_Given task_. Copy the data precisely, character for character, and leave out every picture.

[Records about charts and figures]
=-=-=
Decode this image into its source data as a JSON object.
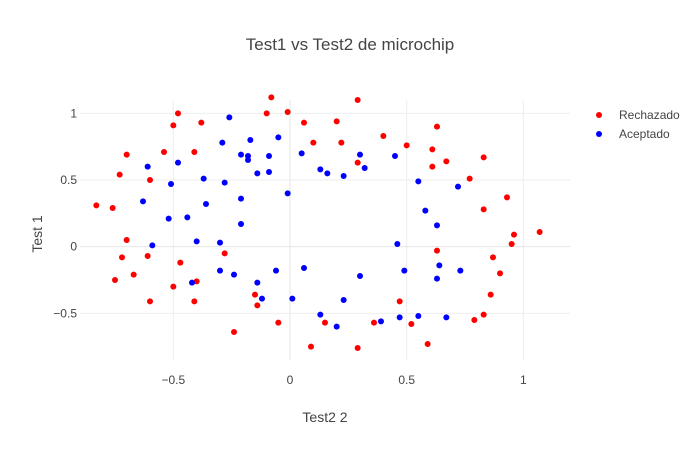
{
  "chart_data": {
    "type": "scatter",
    "title": "Test1 vs Test2 de microchip",
    "xlabel": "Test2 2",
    "ylabel": "Test 1",
    "xlim": [
      -0.9,
      1.2
    ],
    "ylim": [
      -0.85,
      1.1
    ],
    "x_ticks": [
      -0.5,
      0,
      0.5,
      1
    ],
    "x_tick_labels": [
      "−0.5",
      "0",
      "0.5",
      "1"
    ],
    "y_ticks": [
      -0.5,
      0,
      0.5,
      1
    ],
    "y_tick_labels": [
      "−0.5",
      "0",
      "0.5",
      "1"
    ],
    "grid": true,
    "legend_position": "top-right",
    "series": [
      {
        "name": "Rechazado",
        "color": "#ff0000",
        "points": [
          [
            -0.83,
            0.31
          ],
          [
            -0.76,
            0.29
          ],
          [
            -0.73,
            0.54
          ],
          [
            -0.7,
            0.69
          ],
          [
            -0.72,
            -0.08
          ],
          [
            -0.75,
            -0.25
          ],
          [
            -0.7,
            0.05
          ],
          [
            -0.67,
            -0.21
          ],
          [
            -0.6,
            0.5
          ],
          [
            -0.61,
            -0.07
          ],
          [
            -0.6,
            -0.41
          ],
          [
            -0.54,
            0.71
          ],
          [
            -0.5,
            0.91
          ],
          [
            -0.48,
            1.0
          ],
          [
            -0.5,
            -0.3
          ],
          [
            -0.47,
            -0.12
          ],
          [
            -0.41,
            0.71
          ],
          [
            -0.38,
            0.93
          ],
          [
            -0.41,
            -0.41
          ],
          [
            -0.4,
            -0.26
          ],
          [
            -0.28,
            -0.05
          ],
          [
            -0.24,
            -0.64
          ],
          [
            -0.15,
            -0.36
          ],
          [
            -0.14,
            -0.44
          ],
          [
            -0.1,
            1.0
          ],
          [
            -0.08,
            1.12
          ],
          [
            -0.05,
            -0.57
          ],
          [
            -0.01,
            1.01
          ],
          [
            0.06,
            0.93
          ],
          [
            0.1,
            0.78
          ],
          [
            0.09,
            -0.75
          ],
          [
            0.15,
            -0.57
          ],
          [
            0.2,
            0.94
          ],
          [
            0.22,
            0.78
          ],
          [
            0.29,
            1.1
          ],
          [
            0.29,
            0.63
          ],
          [
            0.29,
            -0.76
          ],
          [
            0.36,
            -0.57
          ],
          [
            0.4,
            0.83
          ],
          [
            0.47,
            -0.41
          ],
          [
            0.5,
            0.76
          ],
          [
            0.52,
            -0.58
          ],
          [
            0.59,
            -0.73
          ],
          [
            0.61,
            0.6
          ],
          [
            0.61,
            0.73
          ],
          [
            0.63,
            0.9
          ],
          [
            0.63,
            -0.03
          ],
          [
            0.67,
            0.64
          ],
          [
            0.77,
            0.51
          ],
          [
            0.79,
            -0.55
          ],
          [
            0.83,
            0.67
          ],
          [
            0.83,
            0.28
          ],
          [
            0.83,
            -0.51
          ],
          [
            0.86,
            -0.36
          ],
          [
            0.87,
            -0.08
          ],
          [
            0.9,
            -0.2
          ],
          [
            0.93,
            0.37
          ],
          [
            0.95,
            0.02
          ],
          [
            0.96,
            0.09
          ],
          [
            1.07,
            0.11
          ]
        ]
      },
      {
        "name": "Aceptado",
        "color": "#0000ff",
        "points": [
          [
            -0.61,
            0.6
          ],
          [
            -0.63,
            0.34
          ],
          [
            -0.59,
            0.01
          ],
          [
            -0.52,
            0.21
          ],
          [
            -0.51,
            0.47
          ],
          [
            -0.48,
            0.63
          ],
          [
            -0.44,
            0.22
          ],
          [
            -0.42,
            -0.27
          ],
          [
            -0.4,
            0.04
          ],
          [
            -0.37,
            0.51
          ],
          [
            -0.36,
            0.32
          ],
          [
            -0.3,
            0.03
          ],
          [
            -0.3,
            -0.18
          ],
          [
            -0.29,
            0.78
          ],
          [
            -0.28,
            0.48
          ],
          [
            -0.26,
            0.97
          ],
          [
            -0.24,
            -0.21
          ],
          [
            -0.21,
            0.69
          ],
          [
            -0.21,
            0.36
          ],
          [
            -0.21,
            0.17
          ],
          [
            -0.18,
            0.68
          ],
          [
            -0.18,
            0.65
          ],
          [
            -0.17,
            0.8
          ],
          [
            -0.14,
            0.55
          ],
          [
            -0.14,
            -0.27
          ],
          [
            -0.12,
            -0.39
          ],
          [
            -0.09,
            0.68
          ],
          [
            -0.09,
            0.56
          ],
          [
            -0.06,
            -0.18
          ],
          [
            -0.05,
            0.82
          ],
          [
            -0.01,
            0.4
          ],
          [
            0.01,
            -0.39
          ],
          [
            0.05,
            0.7
          ],
          [
            0.06,
            -0.16
          ],
          [
            0.13,
            0.58
          ],
          [
            0.13,
            -0.51
          ],
          [
            0.16,
            0.55
          ],
          [
            0.2,
            -0.6
          ],
          [
            0.23,
            0.53
          ],
          [
            0.23,
            -0.4
          ],
          [
            0.3,
            0.69
          ],
          [
            0.3,
            -0.22
          ],
          [
            0.32,
            0.59
          ],
          [
            0.39,
            -0.56
          ],
          [
            0.45,
            0.68
          ],
          [
            0.46,
            0.02
          ],
          [
            0.47,
            -0.53
          ],
          [
            0.49,
            -0.18
          ],
          [
            0.55,
            -0.52
          ],
          [
            0.55,
            0.49
          ],
          [
            0.58,
            0.27
          ],
          [
            0.63,
            0.16
          ],
          [
            0.63,
            -0.24
          ],
          [
            0.64,
            -0.14
          ],
          [
            0.67,
            -0.53
          ],
          [
            0.72,
            0.45
          ],
          [
            0.73,
            -0.18
          ]
        ]
      }
    ]
  }
}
=-=-=
_Response to the task_.
Decode this image into its source data as a JSON object.
{
  "chart_data": {
    "type": "scatter",
    "title": "Test1 vs Test2 de microchip",
    "xlabel": "Test2 2",
    "ylabel": "Test 1",
    "xlim": [
      -0.9,
      1.2
    ],
    "ylim": [
      -0.85,
      1.1
    ],
    "x_ticks": [
      -0.5,
      0,
      0.5,
      1
    ],
    "x_tick_labels": [
      "−0.5",
      "0",
      "0.5",
      "1"
    ],
    "y_ticks": [
      -0.5,
      0,
      0.5,
      1
    ],
    "y_tick_labels": [
      "−0.5",
      "0",
      "0.5",
      "1"
    ],
    "grid": true,
    "legend_position": "top-right",
    "series": [
      {
        "name": "Rechazado",
        "color": "#ff0000",
        "points": [
          [
            -0.83,
            0.31
          ],
          [
            -0.76,
            0.29
          ],
          [
            -0.73,
            0.54
          ],
          [
            -0.7,
            0.69
          ],
          [
            -0.72,
            -0.08
          ],
          [
            -0.75,
            -0.25
          ],
          [
            -0.7,
            0.05
          ],
          [
            -0.67,
            -0.21
          ],
          [
            -0.6,
            0.5
          ],
          [
            -0.61,
            -0.07
          ],
          [
            -0.6,
            -0.41
          ],
          [
            -0.54,
            0.71
          ],
          [
            -0.5,
            0.91
          ],
          [
            -0.48,
            1.0
          ],
          [
            -0.5,
            -0.3
          ],
          [
            -0.47,
            -0.12
          ],
          [
            -0.41,
            0.71
          ],
          [
            -0.38,
            0.93
          ],
          [
            -0.41,
            -0.41
          ],
          [
            -0.4,
            -0.26
          ],
          [
            -0.28,
            -0.05
          ],
          [
            -0.24,
            -0.64
          ],
          [
            -0.15,
            -0.36
          ],
          [
            -0.14,
            -0.44
          ],
          [
            -0.1,
            1.0
          ],
          [
            -0.08,
            1.12
          ],
          [
            -0.05,
            -0.57
          ],
          [
            -0.01,
            1.01
          ],
          [
            0.06,
            0.93
          ],
          [
            0.1,
            0.78
          ],
          [
            0.09,
            -0.75
          ],
          [
            0.15,
            -0.57
          ],
          [
            0.2,
            0.94
          ],
          [
            0.22,
            0.78
          ],
          [
            0.29,
            1.1
          ],
          [
            0.29,
            0.63
          ],
          [
            0.29,
            -0.76
          ],
          [
            0.36,
            -0.57
          ],
          [
            0.4,
            0.83
          ],
          [
            0.47,
            -0.41
          ],
          [
            0.5,
            0.76
          ],
          [
            0.52,
            -0.58
          ],
          [
            0.59,
            -0.73
          ],
          [
            0.61,
            0.6
          ],
          [
            0.61,
            0.73
          ],
          [
            0.63,
            0.9
          ],
          [
            0.63,
            -0.03
          ],
          [
            0.67,
            0.64
          ],
          [
            0.77,
            0.51
          ],
          [
            0.79,
            -0.55
          ],
          [
            0.83,
            0.67
          ],
          [
            0.83,
            0.28
          ],
          [
            0.83,
            -0.51
          ],
          [
            0.86,
            -0.36
          ],
          [
            0.87,
            -0.08
          ],
          [
            0.9,
            -0.2
          ],
          [
            0.93,
            0.37
          ],
          [
            0.95,
            0.02
          ],
          [
            0.96,
            0.09
          ],
          [
            1.07,
            0.11
          ]
        ]
      },
      {
        "name": "Aceptado",
        "color": "#0000ff",
        "points": [
          [
            -0.61,
            0.6
          ],
          [
            -0.63,
            0.34
          ],
          [
            -0.59,
            0.01
          ],
          [
            -0.52,
            0.21
          ],
          [
            -0.51,
            0.47
          ],
          [
            -0.48,
            0.63
          ],
          [
            -0.44,
            0.22
          ],
          [
            -0.42,
            -0.27
          ],
          [
            -0.4,
            0.04
          ],
          [
            -0.37,
            0.51
          ],
          [
            -0.36,
            0.32
          ],
          [
            -0.3,
            0.03
          ],
          [
            -0.3,
            -0.18
          ],
          [
            -0.29,
            0.78
          ],
          [
            -0.28,
            0.48
          ],
          [
            -0.26,
            0.97
          ],
          [
            -0.24,
            -0.21
          ],
          [
            -0.21,
            0.69
          ],
          [
            -0.21,
            0.36
          ],
          [
            -0.21,
            0.17
          ],
          [
            -0.18,
            0.68
          ],
          [
            -0.18,
            0.65
          ],
          [
            -0.17,
            0.8
          ],
          [
            -0.14,
            0.55
          ],
          [
            -0.14,
            -0.27
          ],
          [
            -0.12,
            -0.39
          ],
          [
            -0.09,
            0.68
          ],
          [
            -0.09,
            0.56
          ],
          [
            -0.06,
            -0.18
          ],
          [
            -0.05,
            0.82
          ],
          [
            -0.01,
            0.4
          ],
          [
            0.01,
            -0.39
          ],
          [
            0.05,
            0.7
          ],
          [
            0.06,
            -0.16
          ],
          [
            0.13,
            0.58
          ],
          [
            0.13,
            -0.51
          ],
          [
            0.16,
            0.55
          ],
          [
            0.2,
            -0.6
          ],
          [
            0.23,
            0.53
          ],
          [
            0.23,
            -0.4
          ],
          [
            0.3,
            0.69
          ],
          [
            0.3,
            -0.22
          ],
          [
            0.32,
            0.59
          ],
          [
            0.39,
            -0.56
          ],
          [
            0.45,
            0.68
          ],
          [
            0.46,
            0.02
          ],
          [
            0.47,
            -0.53
          ],
          [
            0.49,
            -0.18
          ],
          [
            0.55,
            -0.52
          ],
          [
            0.55,
            0.49
          ],
          [
            0.58,
            0.27
          ],
          [
            0.63,
            0.16
          ],
          [
            0.63,
            -0.24
          ],
          [
            0.64,
            -0.14
          ],
          [
            0.67,
            -0.53
          ],
          [
            0.72,
            0.45
          ],
          [
            0.73,
            -0.18
          ]
        ]
      }
    ]
  }
}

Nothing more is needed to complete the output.